**EXERCISE PROMPT:**
Show every line where "JSON" occurs.

Figure record extracts:
---------------

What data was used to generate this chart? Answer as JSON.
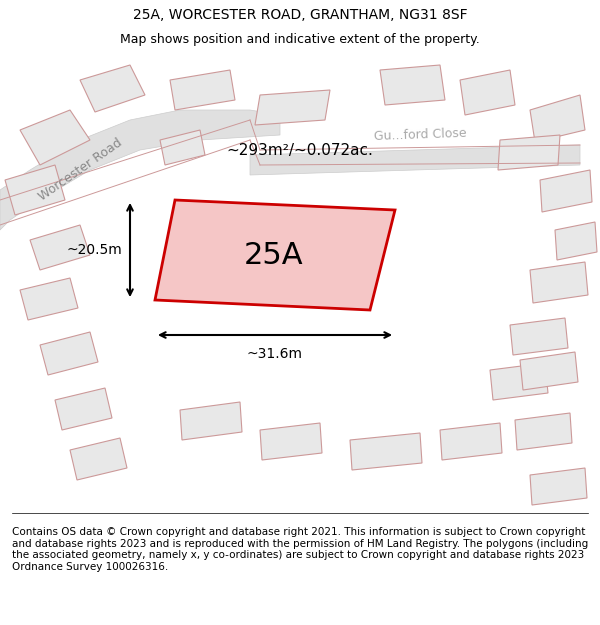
{
  "title_line1": "25A, WORCESTER ROAD, GRANTHAM, NG31 8SF",
  "title_line2": "Map shows position and indicative extent of the property.",
  "footer_text": "Contains OS data © Crown copyright and database right 2021. This information is subject to Crown copyright and database rights 2023 and is reproduced with the permission of HM Land Registry. The polygons (including the associated geometry, namely x, y co-ordinates) are subject to Crown copyright and database rights 2023 Ordnance Survey 100026316.",
  "background_color": "#f5f5f5",
  "map_bg": "#ffffff",
  "road_color": "#e8e8e8",
  "highlight_plot_color": "#f5c6c6",
  "highlight_plot_edge": "#cc0000",
  "other_plot_color": "#e8e8e8",
  "other_plot_edge": "#cc9999",
  "label_25A": "25A",
  "area_label": "~293m²/~0.072ac.",
  "road_label1": "Worcester Road",
  "road_label2": "Gu...ford Close",
  "dim_width": "~31.6m",
  "dim_height": "~20.5m",
  "title_fontsize": 10,
  "footer_fontsize": 7.5
}
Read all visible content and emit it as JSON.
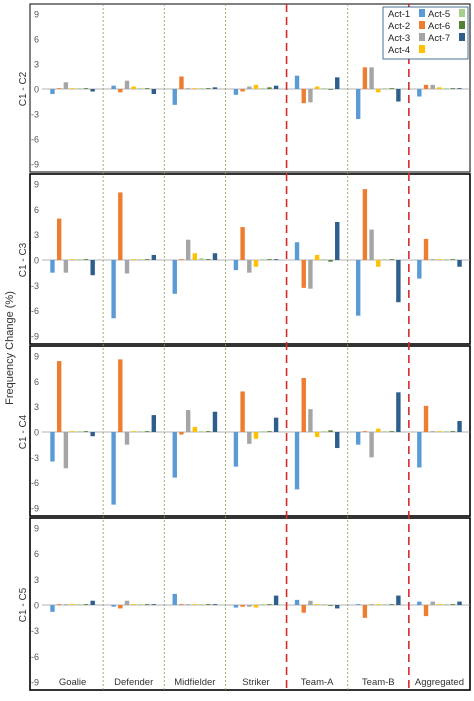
{
  "chart_data": {
    "type": "bar",
    "ylabel": "Frequency Change (%)",
    "categories": [
      "Goalie",
      "Defender",
      "Midfielder",
      "Striker",
      "Team-A",
      "Team-B",
      "Aggregated"
    ],
    "yticks": [
      9,
      6,
      3,
      0,
      -3,
      -6,
      -9
    ],
    "ylim": [
      -9,
      9
    ],
    "grid": false,
    "legend_position": "top-right",
    "series": [
      {
        "name": "Act-1",
        "color": "#5b9bd5"
      },
      {
        "name": "Act-2",
        "color": "#ed7d31"
      },
      {
        "name": "Act-3",
        "color": "#a5a5a5"
      },
      {
        "name": "Act-4",
        "color": "#ffc000"
      },
      {
        "name": "Act-5",
        "color": "#a8d08d"
      },
      {
        "name": "Act-6",
        "color": "#548235"
      },
      {
        "name": "Act-7",
        "color": "#2e5e8c"
      }
    ],
    "panels": [
      {
        "label": "C1 - C2",
        "values": [
          [
            -0.6,
            0.1,
            0.8,
            0.1,
            0.1,
            0.1,
            -0.3
          ],
          [
            0.4,
            -0.4,
            1.0,
            0.3,
            0.1,
            0.1,
            -0.6
          ],
          [
            -1.9,
            1.5,
            0.1,
            0.1,
            0.1,
            0.1,
            0.2
          ],
          [
            -0.7,
            -0.3,
            0.3,
            0.5,
            0.1,
            0.2,
            0.4
          ],
          [
            1.6,
            -1.7,
            -1.6,
            0.3,
            0.1,
            -0.1,
            1.4
          ],
          [
            -3.6,
            2.6,
            2.6,
            -0.4,
            0.1,
            0.1,
            -1.5
          ],
          [
            -0.9,
            0.5,
            0.5,
            0.2,
            0.1,
            0.1,
            0.1
          ]
        ]
      },
      {
        "label": "C1 - C3",
        "values": [
          [
            -1.5,
            4.9,
            -1.5,
            0.1,
            0.1,
            0.1,
            -1.8
          ],
          [
            -6.9,
            8.0,
            -1.6,
            0.1,
            0.1,
            0.1,
            0.6
          ],
          [
            -4.0,
            0.1,
            2.4,
            0.8,
            0.2,
            0.1,
            0.8
          ],
          [
            -1.2,
            3.9,
            -1.5,
            -0.8,
            0.1,
            0.1,
            0.1
          ],
          [
            2.1,
            -3.3,
            -3.4,
            0.6,
            0.1,
            -0.2,
            4.5
          ],
          [
            -6.6,
            8.4,
            3.6,
            -0.8,
            0.1,
            0.1,
            -5.0
          ],
          [
            -2.2,
            2.5,
            0.1,
            0.1,
            0.1,
            0.1,
            -0.8
          ]
        ]
      },
      {
        "label": "C1 - C4",
        "values": [
          [
            -3.5,
            8.4,
            -4.3,
            0.1,
            0.1,
            0.1,
            -0.5
          ],
          [
            -8.6,
            8.6,
            -1.5,
            0.1,
            0.1,
            0.1,
            2.0
          ],
          [
            -5.4,
            -0.3,
            2.6,
            0.6,
            0.1,
            0.1,
            2.4
          ],
          [
            -4.1,
            4.8,
            -1.4,
            -0.8,
            0.1,
            0.1,
            1.7
          ],
          [
            -6.8,
            6.4,
            2.7,
            -0.6,
            0.1,
            0.2,
            -1.9
          ],
          [
            -1.5,
            0.1,
            -3.0,
            0.4,
            0.1,
            0.1,
            4.7
          ],
          [
            -4.2,
            3.1,
            0.1,
            0.1,
            0.1,
            0.1,
            1.3
          ]
        ]
      },
      {
        "label": "C1 - C5",
        "values": [
          [
            -0.8,
            0.1,
            0.1,
            0.1,
            0.1,
            0.1,
            0.5
          ],
          [
            -0.2,
            -0.4,
            0.5,
            0.1,
            0.1,
            0.1,
            0.1
          ],
          [
            1.3,
            0.1,
            0.1,
            0.1,
            0.1,
            0.1,
            0.1
          ],
          [
            -0.3,
            -0.2,
            -0.2,
            -0.3,
            0.1,
            0.1,
            1.1
          ],
          [
            0.6,
            -0.9,
            0.5,
            0.1,
            0.1,
            -0.1,
            -0.4
          ],
          [
            0.1,
            -1.5,
            0.1,
            0.1,
            0.1,
            0.1,
            1.1
          ],
          [
            0.4,
            -1.3,
            0.4,
            0.1,
            0.1,
            0.1,
            0.4
          ]
        ]
      }
    ]
  }
}
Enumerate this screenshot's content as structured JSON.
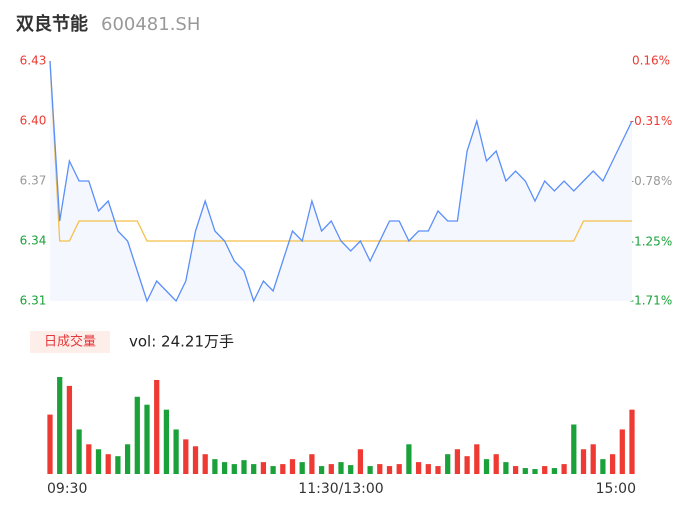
{
  "chart_data": {
    "type": "intraday",
    "title": "双良节能",
    "subtitle": "600481.SH",
    "volume_label": "日成交量",
    "volume_total": "vol: 24.21万手",
    "ylim": [
      6.31,
      6.43
    ],
    "yticks": [
      {
        "value": 6.31,
        "label": "6.31"
      },
      {
        "value": 6.34,
        "label": "6.34"
      },
      {
        "value": 6.37,
        "label": "6.37"
      },
      {
        "value": 6.4,
        "label": "6.40"
      },
      {
        "value": 6.43,
        "label": "6.43"
      }
    ],
    "ytick_colors": [
      "#1aa13a",
      "#1aa13a",
      "#999999",
      "#ee3a32",
      "#ee3a32"
    ],
    "y2lim": [
      -1.71,
      0.16
    ],
    "y2ticks": [
      {
        "value": -1.71,
        "label": "-1.71%"
      },
      {
        "value": -1.25,
        "label": "-1.25%"
      },
      {
        "value": -0.78,
        "label": "-0.78%"
      },
      {
        "value": -0.31,
        "label": "-0.31%"
      },
      {
        "value": 0.16,
        "label": "0.16%"
      }
    ],
    "xlim": [
      0,
      60
    ],
    "xticks": [
      {
        "value": 0,
        "label": "09:30"
      },
      {
        "value": 30,
        "label": "11:30/13:00"
      },
      {
        "value": 60,
        "label": "15:00"
      }
    ],
    "up_color": "#ee3a32",
    "down_color": "#1aa13a",
    "series": [
      {
        "name": "price",
        "color": "#5b8ff9",
        "values": [
          6.43,
          6.35,
          6.38,
          6.37,
          6.37,
          6.355,
          6.36,
          6.345,
          6.34,
          6.325,
          6.31,
          6.32,
          6.315,
          6.31,
          6.32,
          6.345,
          6.36,
          6.345,
          6.34,
          6.33,
          6.325,
          6.31,
          6.32,
          6.315,
          6.33,
          6.345,
          6.34,
          6.36,
          6.345,
          6.35,
          6.34,
          6.335,
          6.34,
          6.33,
          6.34,
          6.35,
          6.35,
          6.34,
          6.345,
          6.345,
          6.355,
          6.35,
          6.35,
          6.385,
          6.4,
          6.38,
          6.385,
          6.37,
          6.375,
          6.37,
          6.36,
          6.37,
          6.365,
          6.37,
          6.365,
          6.37,
          6.375,
          6.37,
          6.38,
          6.39,
          6.4
        ]
      },
      {
        "name": "average",
        "color": "#f5c04a",
        "values": [
          6.43,
          6.34,
          6.34,
          6.35,
          6.35,
          6.35,
          6.35,
          6.35,
          6.35,
          6.35,
          6.34,
          6.34,
          6.34,
          6.34,
          6.34,
          6.34,
          6.34,
          6.34,
          6.34,
          6.34,
          6.34,
          6.34,
          6.34,
          6.34,
          6.34,
          6.34,
          6.34,
          6.34,
          6.34,
          6.34,
          6.34,
          6.34,
          6.34,
          6.34,
          6.34,
          6.34,
          6.34,
          6.34,
          6.34,
          6.34,
          6.34,
          6.34,
          6.34,
          6.34,
          6.34,
          6.34,
          6.34,
          6.34,
          6.34,
          6.34,
          6.34,
          6.34,
          6.34,
          6.34,
          6.34,
          6.35,
          6.35,
          6.35,
          6.35,
          6.35,
          6.35
        ]
      }
    ],
    "volume": {
      "ylim": [
        0,
        100
      ],
      "values": [
        60,
        98,
        89,
        45,
        30,
        25,
        20,
        18,
        30,
        78,
        70,
        95,
        65,
        45,
        35,
        28,
        20,
        15,
        12,
        10,
        14,
        10,
        12,
        8,
        10,
        15,
        12,
        20,
        8,
        10,
        12,
        9,
        25,
        8,
        10,
        8,
        10,
        30,
        12,
        10,
        8,
        20,
        25,
        18,
        30,
        15,
        20,
        12,
        8,
        6,
        5,
        8,
        6,
        10,
        50,
        25,
        30,
        15,
        20,
        45,
        65
      ]
    }
  }
}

---------------

**TASK SOLUTION:**
What data was used to generate this chart? Answer as JSON.
Read all visible content and emit it as JSON.
Enumerate this screenshot's content as structured JSON.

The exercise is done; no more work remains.